## What the task requires
Filter this material down to the lines that hold "Paper", copying each one.

## Given data
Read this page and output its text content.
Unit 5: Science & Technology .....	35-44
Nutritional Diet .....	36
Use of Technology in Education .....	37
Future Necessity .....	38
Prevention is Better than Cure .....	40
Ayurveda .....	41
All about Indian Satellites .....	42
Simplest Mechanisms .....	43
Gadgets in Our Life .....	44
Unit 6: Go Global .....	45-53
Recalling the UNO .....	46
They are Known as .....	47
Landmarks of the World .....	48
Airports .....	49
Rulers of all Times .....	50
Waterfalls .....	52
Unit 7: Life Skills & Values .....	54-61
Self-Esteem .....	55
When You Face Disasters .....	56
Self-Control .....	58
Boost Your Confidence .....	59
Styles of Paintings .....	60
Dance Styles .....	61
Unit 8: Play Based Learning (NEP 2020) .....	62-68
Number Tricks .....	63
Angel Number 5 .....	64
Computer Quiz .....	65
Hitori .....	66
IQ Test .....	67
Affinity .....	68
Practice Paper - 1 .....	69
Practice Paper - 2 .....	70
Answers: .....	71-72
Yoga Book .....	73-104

## Response to the task
Practice Paper - 1 .....	69
Practice Paper - 2 .....	70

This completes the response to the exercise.